Exercise task:
Of the lines in the entries below, state how many hold the word "InvestInvent". Say nothing else.

(Collected data entries)
•••••
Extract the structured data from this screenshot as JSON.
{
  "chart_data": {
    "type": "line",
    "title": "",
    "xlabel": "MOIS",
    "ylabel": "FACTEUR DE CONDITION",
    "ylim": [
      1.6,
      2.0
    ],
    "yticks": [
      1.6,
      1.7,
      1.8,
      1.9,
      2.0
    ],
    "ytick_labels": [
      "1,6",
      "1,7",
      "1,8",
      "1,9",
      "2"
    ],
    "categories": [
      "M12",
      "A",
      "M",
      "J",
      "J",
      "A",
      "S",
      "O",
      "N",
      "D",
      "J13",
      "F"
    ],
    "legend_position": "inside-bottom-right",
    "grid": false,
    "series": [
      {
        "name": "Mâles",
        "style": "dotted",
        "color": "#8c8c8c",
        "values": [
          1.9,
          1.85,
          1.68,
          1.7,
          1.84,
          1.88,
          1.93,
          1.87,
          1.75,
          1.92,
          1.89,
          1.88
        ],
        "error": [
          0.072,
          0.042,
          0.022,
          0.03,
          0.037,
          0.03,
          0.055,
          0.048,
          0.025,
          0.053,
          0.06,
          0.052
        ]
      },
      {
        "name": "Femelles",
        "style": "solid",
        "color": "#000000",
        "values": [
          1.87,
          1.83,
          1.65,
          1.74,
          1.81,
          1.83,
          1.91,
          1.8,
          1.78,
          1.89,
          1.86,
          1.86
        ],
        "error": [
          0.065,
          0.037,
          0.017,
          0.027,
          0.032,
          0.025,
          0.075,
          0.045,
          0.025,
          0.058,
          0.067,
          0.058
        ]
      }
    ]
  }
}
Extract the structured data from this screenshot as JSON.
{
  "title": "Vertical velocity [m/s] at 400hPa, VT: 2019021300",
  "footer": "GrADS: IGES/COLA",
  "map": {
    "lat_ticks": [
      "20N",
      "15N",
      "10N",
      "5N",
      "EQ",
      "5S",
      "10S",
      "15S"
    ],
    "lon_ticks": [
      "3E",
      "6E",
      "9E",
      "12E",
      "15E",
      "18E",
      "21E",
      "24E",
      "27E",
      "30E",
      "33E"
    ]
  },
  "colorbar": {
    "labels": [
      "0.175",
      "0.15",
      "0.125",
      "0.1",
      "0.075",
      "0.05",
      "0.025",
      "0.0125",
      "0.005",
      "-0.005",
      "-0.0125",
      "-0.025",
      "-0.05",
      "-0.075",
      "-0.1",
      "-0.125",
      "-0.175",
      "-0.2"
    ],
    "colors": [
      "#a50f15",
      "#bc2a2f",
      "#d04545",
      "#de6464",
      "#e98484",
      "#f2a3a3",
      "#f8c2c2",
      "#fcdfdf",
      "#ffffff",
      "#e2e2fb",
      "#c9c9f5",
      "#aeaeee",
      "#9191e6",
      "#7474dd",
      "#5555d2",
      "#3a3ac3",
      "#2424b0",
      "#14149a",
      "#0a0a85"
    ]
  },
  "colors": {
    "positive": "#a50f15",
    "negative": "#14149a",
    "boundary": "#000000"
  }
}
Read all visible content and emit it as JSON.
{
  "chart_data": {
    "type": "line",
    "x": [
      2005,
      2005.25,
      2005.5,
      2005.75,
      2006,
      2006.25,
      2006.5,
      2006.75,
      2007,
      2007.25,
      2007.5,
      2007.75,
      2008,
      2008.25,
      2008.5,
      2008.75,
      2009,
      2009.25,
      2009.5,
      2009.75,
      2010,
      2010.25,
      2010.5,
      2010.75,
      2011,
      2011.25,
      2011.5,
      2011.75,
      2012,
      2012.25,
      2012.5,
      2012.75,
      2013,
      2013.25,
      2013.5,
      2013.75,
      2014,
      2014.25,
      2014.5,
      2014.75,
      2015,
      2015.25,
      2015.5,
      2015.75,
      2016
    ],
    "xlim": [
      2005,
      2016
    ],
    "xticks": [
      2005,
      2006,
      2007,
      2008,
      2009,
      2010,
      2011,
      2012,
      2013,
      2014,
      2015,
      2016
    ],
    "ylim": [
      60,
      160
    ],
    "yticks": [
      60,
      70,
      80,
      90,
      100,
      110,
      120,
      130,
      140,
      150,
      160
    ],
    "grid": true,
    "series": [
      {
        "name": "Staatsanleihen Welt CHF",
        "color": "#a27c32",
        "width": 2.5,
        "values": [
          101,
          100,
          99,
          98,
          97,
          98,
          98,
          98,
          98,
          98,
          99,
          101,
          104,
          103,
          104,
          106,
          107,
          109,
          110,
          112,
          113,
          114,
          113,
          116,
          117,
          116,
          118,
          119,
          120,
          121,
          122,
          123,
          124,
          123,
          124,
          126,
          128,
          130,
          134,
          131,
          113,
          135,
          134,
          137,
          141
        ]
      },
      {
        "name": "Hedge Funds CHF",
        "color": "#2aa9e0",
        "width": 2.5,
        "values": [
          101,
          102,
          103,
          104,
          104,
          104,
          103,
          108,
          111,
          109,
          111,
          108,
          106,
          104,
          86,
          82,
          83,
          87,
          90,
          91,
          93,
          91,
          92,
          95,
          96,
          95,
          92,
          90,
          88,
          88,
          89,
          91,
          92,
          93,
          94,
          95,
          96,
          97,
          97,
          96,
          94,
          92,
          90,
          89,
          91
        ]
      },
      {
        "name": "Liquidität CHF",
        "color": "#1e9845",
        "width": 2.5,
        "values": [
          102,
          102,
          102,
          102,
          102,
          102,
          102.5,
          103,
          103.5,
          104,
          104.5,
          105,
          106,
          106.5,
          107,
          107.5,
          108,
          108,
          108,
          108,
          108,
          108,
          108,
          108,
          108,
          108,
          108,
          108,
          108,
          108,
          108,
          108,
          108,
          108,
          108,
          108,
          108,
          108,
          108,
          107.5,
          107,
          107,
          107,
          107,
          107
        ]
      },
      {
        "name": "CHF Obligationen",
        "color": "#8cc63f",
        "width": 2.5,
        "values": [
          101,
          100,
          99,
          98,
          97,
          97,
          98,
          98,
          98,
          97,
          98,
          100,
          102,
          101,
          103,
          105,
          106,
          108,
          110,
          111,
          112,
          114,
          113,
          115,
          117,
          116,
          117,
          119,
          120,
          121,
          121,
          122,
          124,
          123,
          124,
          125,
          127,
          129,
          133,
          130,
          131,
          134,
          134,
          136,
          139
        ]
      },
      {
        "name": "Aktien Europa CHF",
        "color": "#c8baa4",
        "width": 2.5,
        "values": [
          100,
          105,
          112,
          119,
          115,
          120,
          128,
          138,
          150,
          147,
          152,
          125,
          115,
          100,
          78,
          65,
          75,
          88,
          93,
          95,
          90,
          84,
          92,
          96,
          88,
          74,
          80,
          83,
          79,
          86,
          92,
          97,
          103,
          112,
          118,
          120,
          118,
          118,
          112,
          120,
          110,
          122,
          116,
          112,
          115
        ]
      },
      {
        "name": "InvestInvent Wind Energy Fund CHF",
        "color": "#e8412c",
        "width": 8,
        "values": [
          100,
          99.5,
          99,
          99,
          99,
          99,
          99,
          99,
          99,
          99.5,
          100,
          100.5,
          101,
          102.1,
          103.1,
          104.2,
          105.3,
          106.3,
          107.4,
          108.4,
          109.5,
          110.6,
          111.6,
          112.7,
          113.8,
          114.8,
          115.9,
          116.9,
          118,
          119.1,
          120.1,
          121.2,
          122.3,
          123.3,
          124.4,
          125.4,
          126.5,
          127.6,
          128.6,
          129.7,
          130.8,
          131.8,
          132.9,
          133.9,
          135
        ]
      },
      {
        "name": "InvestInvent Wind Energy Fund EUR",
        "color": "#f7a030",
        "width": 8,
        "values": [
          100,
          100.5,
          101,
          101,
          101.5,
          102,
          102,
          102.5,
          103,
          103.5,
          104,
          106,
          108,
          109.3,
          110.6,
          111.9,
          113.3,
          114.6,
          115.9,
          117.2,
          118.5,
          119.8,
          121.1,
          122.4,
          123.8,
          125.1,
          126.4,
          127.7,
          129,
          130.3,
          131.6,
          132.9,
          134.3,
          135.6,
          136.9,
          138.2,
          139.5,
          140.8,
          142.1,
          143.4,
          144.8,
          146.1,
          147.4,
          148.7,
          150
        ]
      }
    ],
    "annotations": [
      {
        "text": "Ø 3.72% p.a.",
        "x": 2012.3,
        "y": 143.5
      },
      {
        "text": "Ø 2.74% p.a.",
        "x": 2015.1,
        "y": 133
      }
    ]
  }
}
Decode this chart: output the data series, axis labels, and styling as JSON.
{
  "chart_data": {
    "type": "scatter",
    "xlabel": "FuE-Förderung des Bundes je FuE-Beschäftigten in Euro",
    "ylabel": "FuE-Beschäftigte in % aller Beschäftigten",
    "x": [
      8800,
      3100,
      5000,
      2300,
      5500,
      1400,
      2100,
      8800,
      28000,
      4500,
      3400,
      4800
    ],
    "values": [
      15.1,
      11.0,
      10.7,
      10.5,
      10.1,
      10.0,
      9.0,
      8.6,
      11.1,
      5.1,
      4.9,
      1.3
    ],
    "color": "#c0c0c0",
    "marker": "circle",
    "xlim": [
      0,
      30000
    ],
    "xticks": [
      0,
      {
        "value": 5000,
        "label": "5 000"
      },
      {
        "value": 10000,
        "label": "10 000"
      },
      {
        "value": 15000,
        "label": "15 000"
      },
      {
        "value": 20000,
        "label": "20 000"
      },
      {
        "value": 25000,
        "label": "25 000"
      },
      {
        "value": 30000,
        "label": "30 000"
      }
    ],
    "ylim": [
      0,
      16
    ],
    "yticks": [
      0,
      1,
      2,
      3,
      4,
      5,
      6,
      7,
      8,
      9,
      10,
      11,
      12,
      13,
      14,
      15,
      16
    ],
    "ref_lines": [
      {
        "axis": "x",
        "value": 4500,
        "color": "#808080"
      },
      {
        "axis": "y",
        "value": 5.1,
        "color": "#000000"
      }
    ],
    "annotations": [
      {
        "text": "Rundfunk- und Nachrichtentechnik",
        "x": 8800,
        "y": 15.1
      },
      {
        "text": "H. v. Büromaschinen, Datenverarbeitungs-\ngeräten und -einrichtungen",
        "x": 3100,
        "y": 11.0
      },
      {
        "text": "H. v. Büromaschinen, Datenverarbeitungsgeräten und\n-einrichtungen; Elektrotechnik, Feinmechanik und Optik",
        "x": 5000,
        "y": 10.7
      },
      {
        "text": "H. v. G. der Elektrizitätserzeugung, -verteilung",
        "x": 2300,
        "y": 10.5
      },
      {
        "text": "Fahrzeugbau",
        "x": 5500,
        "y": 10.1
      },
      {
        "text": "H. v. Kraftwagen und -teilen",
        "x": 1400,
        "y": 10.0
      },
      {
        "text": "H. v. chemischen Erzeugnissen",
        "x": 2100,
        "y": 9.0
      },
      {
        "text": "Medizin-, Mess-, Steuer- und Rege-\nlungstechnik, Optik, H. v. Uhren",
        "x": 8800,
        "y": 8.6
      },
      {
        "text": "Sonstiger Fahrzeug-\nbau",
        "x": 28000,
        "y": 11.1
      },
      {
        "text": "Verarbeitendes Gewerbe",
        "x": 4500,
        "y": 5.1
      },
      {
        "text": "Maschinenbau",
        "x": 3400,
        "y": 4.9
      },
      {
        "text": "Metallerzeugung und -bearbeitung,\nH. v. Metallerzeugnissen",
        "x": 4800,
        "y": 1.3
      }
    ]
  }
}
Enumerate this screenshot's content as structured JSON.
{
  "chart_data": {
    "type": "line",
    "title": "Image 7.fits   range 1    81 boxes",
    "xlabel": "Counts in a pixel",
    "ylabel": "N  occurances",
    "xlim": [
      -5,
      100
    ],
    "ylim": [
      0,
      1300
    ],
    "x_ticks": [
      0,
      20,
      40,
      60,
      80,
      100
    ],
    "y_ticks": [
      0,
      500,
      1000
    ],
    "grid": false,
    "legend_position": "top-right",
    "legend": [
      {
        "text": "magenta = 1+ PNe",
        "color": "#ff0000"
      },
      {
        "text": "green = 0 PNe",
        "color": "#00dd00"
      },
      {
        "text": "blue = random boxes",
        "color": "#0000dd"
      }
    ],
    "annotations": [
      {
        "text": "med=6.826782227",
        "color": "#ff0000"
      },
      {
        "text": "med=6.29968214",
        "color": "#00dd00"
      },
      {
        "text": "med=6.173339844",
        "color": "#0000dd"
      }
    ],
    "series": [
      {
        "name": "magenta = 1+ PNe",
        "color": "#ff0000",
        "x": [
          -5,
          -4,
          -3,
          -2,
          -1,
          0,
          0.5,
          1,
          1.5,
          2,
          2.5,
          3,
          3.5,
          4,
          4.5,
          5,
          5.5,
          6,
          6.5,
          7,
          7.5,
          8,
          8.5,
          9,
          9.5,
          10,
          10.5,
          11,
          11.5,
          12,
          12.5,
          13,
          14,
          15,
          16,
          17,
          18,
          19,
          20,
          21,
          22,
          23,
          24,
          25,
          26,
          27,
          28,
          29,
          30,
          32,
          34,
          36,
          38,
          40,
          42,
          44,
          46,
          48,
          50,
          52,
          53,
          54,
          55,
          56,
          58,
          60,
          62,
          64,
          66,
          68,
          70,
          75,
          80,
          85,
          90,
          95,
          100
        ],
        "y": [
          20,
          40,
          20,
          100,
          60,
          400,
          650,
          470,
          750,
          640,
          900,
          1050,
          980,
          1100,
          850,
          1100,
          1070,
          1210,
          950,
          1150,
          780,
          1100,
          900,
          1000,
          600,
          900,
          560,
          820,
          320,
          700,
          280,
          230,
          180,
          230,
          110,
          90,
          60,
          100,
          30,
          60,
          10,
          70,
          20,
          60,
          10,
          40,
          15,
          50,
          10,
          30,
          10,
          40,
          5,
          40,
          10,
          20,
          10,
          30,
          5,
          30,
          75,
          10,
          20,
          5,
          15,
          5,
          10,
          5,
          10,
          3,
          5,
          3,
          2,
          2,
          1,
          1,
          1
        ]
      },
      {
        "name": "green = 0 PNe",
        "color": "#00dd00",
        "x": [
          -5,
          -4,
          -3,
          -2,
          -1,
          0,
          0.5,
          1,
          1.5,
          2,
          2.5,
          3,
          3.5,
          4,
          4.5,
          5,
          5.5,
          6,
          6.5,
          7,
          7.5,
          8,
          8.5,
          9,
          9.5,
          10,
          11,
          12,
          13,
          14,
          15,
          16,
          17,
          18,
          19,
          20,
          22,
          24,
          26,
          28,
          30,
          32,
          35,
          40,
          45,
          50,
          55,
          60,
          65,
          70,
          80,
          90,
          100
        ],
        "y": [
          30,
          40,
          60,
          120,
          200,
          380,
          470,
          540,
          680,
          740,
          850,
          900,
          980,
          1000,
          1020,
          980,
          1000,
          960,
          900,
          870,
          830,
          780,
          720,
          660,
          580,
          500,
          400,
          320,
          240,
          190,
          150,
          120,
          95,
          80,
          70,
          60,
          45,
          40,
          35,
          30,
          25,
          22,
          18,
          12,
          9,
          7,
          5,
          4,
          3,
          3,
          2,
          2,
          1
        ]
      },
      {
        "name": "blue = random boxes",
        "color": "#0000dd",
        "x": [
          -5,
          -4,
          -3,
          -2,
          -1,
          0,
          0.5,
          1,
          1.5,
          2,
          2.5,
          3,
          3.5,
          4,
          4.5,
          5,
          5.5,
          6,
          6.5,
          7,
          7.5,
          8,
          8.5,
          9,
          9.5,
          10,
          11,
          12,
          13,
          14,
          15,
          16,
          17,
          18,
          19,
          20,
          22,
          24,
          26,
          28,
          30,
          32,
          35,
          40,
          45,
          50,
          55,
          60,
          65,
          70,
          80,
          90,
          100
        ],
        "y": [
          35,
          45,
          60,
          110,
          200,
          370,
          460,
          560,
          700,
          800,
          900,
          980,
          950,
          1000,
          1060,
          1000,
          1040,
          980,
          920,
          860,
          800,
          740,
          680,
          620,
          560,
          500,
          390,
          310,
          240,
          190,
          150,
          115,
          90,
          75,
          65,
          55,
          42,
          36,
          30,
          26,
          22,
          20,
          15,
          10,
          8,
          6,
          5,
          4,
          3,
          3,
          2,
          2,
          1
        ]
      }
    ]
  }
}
•••••
Exercise solution:
2